Stored dataset items:
-=-=-=-=-
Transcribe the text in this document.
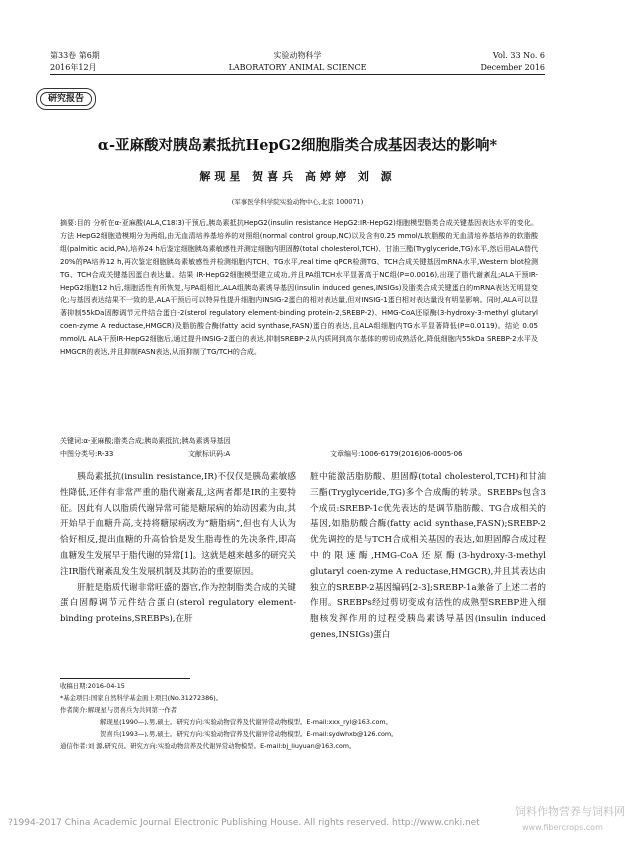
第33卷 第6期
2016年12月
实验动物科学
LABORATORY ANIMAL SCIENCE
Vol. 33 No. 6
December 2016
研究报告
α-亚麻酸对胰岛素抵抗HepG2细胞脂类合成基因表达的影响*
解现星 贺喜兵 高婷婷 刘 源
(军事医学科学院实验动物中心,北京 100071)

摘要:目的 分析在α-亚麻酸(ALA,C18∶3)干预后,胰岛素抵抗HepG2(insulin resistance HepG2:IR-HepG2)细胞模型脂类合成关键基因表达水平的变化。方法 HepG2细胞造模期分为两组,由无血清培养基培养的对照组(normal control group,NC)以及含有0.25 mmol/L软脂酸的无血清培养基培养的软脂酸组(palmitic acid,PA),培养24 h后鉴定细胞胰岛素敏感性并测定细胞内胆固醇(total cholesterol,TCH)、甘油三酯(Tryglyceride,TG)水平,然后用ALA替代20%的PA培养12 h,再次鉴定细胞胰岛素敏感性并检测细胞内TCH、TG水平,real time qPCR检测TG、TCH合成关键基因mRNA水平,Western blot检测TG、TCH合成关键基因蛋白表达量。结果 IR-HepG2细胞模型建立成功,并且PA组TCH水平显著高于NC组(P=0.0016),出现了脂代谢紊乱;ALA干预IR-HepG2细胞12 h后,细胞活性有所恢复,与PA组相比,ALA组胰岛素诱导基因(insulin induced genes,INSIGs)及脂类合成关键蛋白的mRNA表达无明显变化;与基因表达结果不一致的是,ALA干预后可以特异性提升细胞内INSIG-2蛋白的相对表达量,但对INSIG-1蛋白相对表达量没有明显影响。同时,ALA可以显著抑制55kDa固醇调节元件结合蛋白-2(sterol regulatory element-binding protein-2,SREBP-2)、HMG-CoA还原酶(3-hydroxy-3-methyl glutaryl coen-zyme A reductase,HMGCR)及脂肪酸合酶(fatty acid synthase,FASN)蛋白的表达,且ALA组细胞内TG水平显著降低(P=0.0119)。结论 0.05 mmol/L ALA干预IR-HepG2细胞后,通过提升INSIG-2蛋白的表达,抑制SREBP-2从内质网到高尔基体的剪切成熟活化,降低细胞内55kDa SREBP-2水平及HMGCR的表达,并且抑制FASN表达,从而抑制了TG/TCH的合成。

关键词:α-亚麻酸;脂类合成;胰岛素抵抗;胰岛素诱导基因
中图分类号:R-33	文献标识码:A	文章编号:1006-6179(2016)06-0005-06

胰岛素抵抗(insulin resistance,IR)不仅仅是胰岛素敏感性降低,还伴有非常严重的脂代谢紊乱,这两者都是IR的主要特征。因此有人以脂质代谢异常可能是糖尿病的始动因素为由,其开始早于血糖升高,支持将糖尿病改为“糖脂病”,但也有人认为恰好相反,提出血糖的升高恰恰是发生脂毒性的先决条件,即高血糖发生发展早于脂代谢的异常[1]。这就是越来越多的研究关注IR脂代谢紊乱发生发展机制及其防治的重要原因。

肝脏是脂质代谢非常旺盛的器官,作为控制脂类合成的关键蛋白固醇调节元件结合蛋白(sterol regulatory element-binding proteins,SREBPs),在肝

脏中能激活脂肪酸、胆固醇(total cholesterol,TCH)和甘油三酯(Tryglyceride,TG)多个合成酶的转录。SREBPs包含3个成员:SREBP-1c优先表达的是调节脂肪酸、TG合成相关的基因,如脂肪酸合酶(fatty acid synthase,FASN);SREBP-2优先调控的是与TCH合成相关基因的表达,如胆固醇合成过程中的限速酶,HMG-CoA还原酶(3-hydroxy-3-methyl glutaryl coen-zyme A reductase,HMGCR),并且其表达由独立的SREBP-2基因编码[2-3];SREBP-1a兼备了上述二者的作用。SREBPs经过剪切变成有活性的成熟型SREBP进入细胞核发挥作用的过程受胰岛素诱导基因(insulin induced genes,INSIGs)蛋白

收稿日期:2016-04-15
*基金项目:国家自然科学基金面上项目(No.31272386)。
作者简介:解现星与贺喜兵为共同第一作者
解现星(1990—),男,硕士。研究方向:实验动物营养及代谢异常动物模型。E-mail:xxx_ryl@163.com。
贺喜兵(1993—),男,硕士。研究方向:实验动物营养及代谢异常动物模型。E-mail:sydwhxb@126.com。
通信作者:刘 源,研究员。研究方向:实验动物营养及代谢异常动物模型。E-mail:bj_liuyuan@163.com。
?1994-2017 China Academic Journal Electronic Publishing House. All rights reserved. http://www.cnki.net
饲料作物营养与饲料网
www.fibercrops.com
-=-=-=-=-
THE TASK:
Copy the lines that hold the word "研究方向". Take them from the records above.

RESULT:
解现星(1990—),男,硕士。研究方向:实验动物营养及代谢异常动物模型。E-mail:xxx_ryl@163.com。
贺喜兵(1993—),男,硕士。研究方向:实验动物营养及代谢异常动物模型。E-mail:sydwhxb@126.com。
通信作者:刘 源,研究员。研究方向:实验动物营养及代谢异常动物模型。E-mail:bj_liuyuan@163.com。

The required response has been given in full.